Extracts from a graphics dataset
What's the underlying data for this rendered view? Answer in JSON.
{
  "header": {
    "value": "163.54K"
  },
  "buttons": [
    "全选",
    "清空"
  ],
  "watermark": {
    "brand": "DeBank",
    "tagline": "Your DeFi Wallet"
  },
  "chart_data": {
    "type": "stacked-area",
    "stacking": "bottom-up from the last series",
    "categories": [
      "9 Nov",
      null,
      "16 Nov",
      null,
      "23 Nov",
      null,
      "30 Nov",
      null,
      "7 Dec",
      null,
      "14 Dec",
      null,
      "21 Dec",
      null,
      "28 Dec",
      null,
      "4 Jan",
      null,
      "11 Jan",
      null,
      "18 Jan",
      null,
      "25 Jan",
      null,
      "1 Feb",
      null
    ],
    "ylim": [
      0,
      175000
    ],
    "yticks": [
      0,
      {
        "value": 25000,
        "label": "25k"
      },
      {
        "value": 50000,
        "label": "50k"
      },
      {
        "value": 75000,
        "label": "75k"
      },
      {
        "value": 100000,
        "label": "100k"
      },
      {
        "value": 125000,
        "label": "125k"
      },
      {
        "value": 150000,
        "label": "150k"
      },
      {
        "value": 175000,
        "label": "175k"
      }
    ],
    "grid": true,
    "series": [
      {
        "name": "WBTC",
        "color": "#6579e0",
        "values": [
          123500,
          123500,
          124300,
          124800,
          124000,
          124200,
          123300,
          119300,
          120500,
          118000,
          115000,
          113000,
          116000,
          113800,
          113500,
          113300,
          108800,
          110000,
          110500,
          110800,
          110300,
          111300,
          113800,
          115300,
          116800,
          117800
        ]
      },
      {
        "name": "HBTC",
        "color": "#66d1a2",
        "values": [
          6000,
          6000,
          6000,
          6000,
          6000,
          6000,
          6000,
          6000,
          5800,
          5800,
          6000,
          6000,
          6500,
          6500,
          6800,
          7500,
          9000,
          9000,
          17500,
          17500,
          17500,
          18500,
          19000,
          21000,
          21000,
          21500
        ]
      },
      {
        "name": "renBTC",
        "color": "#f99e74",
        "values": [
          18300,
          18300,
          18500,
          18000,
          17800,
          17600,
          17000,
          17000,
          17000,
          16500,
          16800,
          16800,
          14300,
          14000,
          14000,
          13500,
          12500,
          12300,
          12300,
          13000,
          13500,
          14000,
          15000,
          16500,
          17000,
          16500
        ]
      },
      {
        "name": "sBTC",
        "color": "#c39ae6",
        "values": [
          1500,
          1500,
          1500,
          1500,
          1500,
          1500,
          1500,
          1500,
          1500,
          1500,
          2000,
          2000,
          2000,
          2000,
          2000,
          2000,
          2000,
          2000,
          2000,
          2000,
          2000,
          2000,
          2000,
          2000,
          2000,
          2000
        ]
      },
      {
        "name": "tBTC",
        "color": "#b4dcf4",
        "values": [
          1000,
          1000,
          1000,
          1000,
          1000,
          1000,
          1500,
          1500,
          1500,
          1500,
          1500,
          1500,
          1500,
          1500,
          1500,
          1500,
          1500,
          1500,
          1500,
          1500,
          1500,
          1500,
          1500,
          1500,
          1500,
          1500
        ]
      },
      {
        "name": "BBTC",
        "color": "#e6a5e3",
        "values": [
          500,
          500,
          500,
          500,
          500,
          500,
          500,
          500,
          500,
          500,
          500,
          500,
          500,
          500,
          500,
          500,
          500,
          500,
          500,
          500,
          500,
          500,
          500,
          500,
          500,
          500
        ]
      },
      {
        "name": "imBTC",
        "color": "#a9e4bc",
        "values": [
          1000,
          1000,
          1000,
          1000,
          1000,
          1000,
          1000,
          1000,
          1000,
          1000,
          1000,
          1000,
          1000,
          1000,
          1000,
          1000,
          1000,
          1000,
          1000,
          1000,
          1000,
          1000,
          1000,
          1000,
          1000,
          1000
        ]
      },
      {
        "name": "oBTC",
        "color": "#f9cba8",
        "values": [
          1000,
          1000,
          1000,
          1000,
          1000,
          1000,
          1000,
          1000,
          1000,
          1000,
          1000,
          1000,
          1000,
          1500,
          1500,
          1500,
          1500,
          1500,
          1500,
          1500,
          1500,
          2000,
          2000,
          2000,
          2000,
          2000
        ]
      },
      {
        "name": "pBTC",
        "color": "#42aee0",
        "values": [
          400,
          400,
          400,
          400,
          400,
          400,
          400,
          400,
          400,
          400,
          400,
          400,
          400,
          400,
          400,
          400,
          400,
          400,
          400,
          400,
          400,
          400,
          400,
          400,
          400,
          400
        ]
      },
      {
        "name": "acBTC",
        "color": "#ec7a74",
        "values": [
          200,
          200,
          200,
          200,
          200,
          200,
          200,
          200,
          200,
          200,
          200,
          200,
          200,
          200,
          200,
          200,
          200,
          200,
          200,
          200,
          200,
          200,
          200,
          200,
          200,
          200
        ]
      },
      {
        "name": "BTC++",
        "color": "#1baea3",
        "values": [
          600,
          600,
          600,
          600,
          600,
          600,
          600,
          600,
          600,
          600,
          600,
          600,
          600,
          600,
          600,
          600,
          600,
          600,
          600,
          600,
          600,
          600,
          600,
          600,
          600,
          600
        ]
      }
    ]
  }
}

*INSTRUCTION*: Return only the number of lines in the data that contain "label".

*FINAL ANSWER*: 7